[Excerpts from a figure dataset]

------

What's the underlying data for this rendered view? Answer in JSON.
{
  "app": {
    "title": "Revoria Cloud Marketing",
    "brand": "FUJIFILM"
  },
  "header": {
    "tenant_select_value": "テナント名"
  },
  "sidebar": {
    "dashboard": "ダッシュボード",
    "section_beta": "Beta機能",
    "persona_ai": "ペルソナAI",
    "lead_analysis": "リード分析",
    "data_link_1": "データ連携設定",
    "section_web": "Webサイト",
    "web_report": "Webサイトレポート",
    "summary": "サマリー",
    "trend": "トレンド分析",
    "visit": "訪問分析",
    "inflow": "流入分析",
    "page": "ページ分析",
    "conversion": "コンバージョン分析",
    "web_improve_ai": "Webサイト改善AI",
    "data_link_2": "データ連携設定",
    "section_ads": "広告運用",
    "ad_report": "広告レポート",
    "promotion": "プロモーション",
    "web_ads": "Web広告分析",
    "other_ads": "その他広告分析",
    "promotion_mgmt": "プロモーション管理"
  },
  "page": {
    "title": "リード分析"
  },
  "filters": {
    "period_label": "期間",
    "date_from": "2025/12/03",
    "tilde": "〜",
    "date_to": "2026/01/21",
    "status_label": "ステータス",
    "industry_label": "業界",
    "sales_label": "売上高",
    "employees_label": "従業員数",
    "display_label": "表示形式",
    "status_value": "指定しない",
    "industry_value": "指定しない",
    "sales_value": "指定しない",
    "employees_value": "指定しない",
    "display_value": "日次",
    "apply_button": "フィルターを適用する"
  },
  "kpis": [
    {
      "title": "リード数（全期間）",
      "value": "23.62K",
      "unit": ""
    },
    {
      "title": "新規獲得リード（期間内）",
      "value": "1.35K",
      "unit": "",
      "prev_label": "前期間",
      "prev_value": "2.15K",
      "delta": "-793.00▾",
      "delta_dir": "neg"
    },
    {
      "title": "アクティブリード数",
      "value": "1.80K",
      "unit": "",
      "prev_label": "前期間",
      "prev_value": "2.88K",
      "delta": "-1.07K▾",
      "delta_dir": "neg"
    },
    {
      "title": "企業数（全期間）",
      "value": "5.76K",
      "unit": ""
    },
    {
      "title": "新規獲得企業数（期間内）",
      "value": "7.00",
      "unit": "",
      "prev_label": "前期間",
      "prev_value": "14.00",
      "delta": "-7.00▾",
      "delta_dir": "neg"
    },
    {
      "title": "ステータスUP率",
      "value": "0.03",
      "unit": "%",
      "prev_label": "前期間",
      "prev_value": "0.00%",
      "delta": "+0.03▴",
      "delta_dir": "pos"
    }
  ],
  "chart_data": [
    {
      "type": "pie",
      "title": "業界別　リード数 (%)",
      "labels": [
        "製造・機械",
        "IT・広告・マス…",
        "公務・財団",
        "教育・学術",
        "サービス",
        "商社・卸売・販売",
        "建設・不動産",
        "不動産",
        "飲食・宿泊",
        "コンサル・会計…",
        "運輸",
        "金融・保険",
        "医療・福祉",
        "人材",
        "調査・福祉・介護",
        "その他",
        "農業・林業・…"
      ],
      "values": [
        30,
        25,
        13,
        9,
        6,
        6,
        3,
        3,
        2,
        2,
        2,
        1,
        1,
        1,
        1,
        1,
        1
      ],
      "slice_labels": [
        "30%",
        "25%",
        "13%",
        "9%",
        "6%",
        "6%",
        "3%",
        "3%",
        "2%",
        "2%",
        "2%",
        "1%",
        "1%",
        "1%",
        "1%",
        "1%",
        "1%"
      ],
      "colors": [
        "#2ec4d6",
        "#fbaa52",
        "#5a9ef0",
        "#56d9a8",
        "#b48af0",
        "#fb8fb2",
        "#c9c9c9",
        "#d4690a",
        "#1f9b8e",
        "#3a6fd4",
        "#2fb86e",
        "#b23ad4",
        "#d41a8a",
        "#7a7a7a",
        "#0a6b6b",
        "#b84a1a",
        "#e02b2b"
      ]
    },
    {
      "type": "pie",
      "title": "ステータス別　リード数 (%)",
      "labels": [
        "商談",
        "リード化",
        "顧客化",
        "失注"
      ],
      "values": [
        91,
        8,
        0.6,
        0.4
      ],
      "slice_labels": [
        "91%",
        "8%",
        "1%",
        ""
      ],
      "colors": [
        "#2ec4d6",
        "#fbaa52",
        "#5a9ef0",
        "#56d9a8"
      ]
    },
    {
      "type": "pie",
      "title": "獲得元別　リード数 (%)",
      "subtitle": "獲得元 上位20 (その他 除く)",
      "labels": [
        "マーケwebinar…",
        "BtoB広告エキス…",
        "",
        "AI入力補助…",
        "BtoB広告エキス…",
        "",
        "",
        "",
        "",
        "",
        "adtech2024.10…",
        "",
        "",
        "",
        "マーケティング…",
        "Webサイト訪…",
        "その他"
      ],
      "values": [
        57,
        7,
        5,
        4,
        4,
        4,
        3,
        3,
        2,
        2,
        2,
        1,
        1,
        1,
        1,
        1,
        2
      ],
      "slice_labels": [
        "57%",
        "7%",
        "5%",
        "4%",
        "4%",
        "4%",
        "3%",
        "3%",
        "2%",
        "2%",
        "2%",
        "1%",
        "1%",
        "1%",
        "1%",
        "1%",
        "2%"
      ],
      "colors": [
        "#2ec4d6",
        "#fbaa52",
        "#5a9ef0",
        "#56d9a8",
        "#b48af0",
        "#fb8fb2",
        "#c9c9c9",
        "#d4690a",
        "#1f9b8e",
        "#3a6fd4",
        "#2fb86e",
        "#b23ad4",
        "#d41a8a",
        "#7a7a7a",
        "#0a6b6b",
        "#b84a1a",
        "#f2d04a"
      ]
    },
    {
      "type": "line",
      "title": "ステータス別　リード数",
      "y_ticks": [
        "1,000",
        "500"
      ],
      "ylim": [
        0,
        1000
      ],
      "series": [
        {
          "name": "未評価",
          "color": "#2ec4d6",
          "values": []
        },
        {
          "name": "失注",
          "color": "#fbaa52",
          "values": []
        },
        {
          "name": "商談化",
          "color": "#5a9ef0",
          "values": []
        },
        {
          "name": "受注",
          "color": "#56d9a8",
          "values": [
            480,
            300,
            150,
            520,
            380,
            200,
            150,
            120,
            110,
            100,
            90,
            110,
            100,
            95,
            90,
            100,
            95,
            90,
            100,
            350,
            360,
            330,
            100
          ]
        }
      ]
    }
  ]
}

------

**The problem**: Only the number is wanted: how many lines in the data include the string "指定しない"?

**Task answer**: 4